==== Exercise materials

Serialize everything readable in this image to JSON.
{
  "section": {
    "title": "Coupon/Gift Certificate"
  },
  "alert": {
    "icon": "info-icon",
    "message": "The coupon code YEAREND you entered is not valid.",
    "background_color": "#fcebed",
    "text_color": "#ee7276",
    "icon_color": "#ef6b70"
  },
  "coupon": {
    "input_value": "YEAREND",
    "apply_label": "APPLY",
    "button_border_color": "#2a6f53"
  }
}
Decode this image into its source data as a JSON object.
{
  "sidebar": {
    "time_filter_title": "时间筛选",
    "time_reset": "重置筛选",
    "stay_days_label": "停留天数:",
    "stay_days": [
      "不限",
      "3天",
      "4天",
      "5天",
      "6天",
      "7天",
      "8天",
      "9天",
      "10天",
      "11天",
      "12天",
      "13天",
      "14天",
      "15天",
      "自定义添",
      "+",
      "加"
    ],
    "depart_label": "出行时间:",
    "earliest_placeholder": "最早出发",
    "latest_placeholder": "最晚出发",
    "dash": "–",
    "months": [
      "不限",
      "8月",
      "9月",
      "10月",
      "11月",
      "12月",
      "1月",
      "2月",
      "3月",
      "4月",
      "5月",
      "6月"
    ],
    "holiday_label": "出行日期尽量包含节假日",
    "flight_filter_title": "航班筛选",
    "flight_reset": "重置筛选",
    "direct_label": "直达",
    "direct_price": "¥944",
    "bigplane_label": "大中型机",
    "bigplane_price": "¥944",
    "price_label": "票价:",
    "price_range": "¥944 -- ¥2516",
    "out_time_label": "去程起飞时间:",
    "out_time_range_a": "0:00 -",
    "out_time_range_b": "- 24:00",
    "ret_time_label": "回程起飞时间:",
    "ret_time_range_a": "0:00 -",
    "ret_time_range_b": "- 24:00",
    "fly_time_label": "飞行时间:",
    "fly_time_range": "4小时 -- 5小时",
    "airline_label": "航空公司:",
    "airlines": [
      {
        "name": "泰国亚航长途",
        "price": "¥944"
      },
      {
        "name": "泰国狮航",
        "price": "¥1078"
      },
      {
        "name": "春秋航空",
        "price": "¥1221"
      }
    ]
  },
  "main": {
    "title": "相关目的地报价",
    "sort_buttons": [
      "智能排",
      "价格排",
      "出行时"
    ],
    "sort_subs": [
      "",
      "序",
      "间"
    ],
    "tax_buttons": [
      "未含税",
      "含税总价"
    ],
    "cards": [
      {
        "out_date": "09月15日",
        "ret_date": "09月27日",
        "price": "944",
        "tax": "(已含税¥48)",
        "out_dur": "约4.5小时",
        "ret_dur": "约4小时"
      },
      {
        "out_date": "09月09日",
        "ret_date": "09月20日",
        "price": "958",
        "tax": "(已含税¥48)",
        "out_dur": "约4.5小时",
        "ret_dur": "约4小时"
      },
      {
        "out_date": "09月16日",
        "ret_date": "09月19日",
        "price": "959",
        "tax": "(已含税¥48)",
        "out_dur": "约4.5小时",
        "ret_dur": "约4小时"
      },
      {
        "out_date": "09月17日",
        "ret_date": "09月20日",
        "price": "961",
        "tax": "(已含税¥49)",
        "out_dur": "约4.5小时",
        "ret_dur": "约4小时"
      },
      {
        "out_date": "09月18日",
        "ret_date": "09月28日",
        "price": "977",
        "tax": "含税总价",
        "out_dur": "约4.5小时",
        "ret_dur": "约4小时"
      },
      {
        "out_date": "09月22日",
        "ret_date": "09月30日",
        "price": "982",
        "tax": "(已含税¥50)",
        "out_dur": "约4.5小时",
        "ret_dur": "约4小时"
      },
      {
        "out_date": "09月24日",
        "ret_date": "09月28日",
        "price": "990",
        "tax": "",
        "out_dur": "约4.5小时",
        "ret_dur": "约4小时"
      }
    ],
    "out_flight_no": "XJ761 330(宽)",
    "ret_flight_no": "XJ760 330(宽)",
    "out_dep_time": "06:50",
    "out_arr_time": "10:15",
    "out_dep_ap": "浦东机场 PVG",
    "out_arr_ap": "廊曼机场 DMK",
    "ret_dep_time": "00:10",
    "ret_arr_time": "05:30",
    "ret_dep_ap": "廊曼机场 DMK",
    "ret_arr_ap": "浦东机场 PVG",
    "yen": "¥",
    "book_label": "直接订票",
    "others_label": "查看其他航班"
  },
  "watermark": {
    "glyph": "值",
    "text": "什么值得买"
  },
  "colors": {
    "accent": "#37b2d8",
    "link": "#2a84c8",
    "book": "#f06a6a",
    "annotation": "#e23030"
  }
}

========

> [What you are asked to do]: Copy the material above verbatim.

> [Exercise output]:
Serialize everything readable in this image to JSON.
{
  "section": {
    "title": "Coupon/Gift Certificate"
  },
  "alert": {
    "icon": "info-icon",
    "message": "The coupon code YEAREND you entered is not valid.",
    "background_color": "#fcebed",
    "text_color": "#ee7276",
    "icon_color": "#ef6b70"
  },
  "coupon": {
    "input_value": "YEAREND",
    "apply_label": "APPLY",
    "button_border_color": "#2a6f53"
  }
}
Decode this image into its source data as a JSON object.
{
  "sidebar": {
    "time_filter_title": "时间筛选",
    "time_reset": "重置筛选",
    "stay_days_label": "停留天数:",
    "stay_days": [
      "不限",
      "3天",
      "4天",
      "5天",
      "6天",
      "7天",
      "8天",
      "9天",
      "10天",
      "11天",
      "12天",
      "13天",
      "14天",
      "15天",
      "自定义添",
      "+",
      "加"
    ],
    "depart_label": "出行时间:",
    "earliest_placeholder": "最早出发",
    "latest_placeholder": "最晚出发",
    "dash": "–",
    "months": [
      "不限",
      "8月",
      "9月",
      "10月",
      "11月",
      "12月",
      "1月",
      "2月",
      "3月",
      "4月",
      "5月",
      "6月"
    ],
    "holiday_label": "出行日期尽量包含节假日",
    "flight_filter_title": "航班筛选",
    "flight_reset": "重置筛选",
    "direct_label": "直达",
    "direct_price": "¥944",
    "bigplane_label": "大中型机",
    "bigplane_price": "¥944",
    "price_label": "票价:",
    "price_range": "¥944 -- ¥2516",
    "out_time_label": "去程起飞时间:",
    "out_time_range_a": "0:00 -",
    "out_time_range_b": "- 24:00",
    "ret_time_label": "回程起飞时间:",
    "ret_time_range_a": "0:00 -",
    "ret_time_range_b": "- 24:00",
    "fly_time_label": "飞行时间:",
    "fly_time_range": "4小时 -- 5小时",
    "airline_label": "航空公司:",
    "airlines": [
      {
        "name": "泰国亚航长途",
        "price": "¥944"
      },
      {
        "name": "泰国狮航",
        "price": "¥1078"
      },
      {
        "name": "春秋航空",
        "price": "¥1221"
      }
    ]
  },
  "main": {
    "title": "相关目的地报价",
    "sort_buttons": [
      "智能排",
      "价格排",
      "出行时"
    ],
    "sort_subs": [
      "",
      "序",
      "间"
    ],
    "tax_buttons": [
      "未含税",
      "含税总价"
    ],
    "cards": [
      {
        "out_date": "09月15日",
        "ret_date": "09月27日",
        "price": "944",
        "tax": "(已含税¥48)",
        "out_dur": "约4.5小时",
        "ret_dur": "约4小时"
      },
      {
        "out_date": "09月09日",
        "ret_date": "09月20日",
        "price": "958",
        "tax": "(已含税¥48)",
        "out_dur": "约4.5小时",
        "ret_dur": "约4小时"
      },
      {
        "out_date": "09月16日",
        "ret_date": "09月19日",
        "price": "959",
        "tax": "(已含税¥48)",
        "out_dur": "约4.5小时",
        "ret_dur": "约4小时"
      },
      {
        "out_date": "09月17日",
        "ret_date": "09月20日",
        "price": "961",
        "tax": "(已含税¥49)",
        "out_dur": "约4.5小时",
        "ret_dur": "约4小时"
      },
      {
        "out_date": "09月18日",
        "ret_date": "09月28日",
        "price": "977",
        "tax": "含税总价",
        "out_dur": "约4.5小时",
        "ret_dur": "约4小时"
      },
      {
        "out_date": "09月22日",
        "ret_date": "09月30日",
        "price": "982",
        "tax": "(已含税¥50)",
        "out_dur": "约4.5小时",
        "ret_dur": "约4小时"
      },
      {
        "out_date": "09月24日",
        "ret_date": "09月28日",
        "price": "990",
        "tax": "",
        "out_dur": "约4.5小时",
        "ret_dur": "约4小时"
      }
    ],
    "out_flight_no": "XJ761 330(宽)",
    "ret_flight_no": "XJ760 330(宽)",
    "out_dep_time": "06:50",
    "out_arr_time": "10:15",
    "out_dep_ap": "浦东机场 PVG",
    "out_arr_ap": "廊曼机场 DMK",
    "ret_dep_time": "00:10",
    "ret_arr_time": "05:30",
    "ret_dep_ap": "廊曼机场 DMK",
    "ret_arr_ap": "浦东机场 PVG",
    "yen": "¥",
    "book_label": "直接订票",
    "others_label": "查看其他航班"
  },
  "watermark": {
    "glyph": "值",
    "text": "什么值得买"
  },
  "colors": {
    "accent": "#37b2d8",
    "link": "#2a84c8",
    "book": "#f06a6a",
    "annotation": "#e23030"
  }
}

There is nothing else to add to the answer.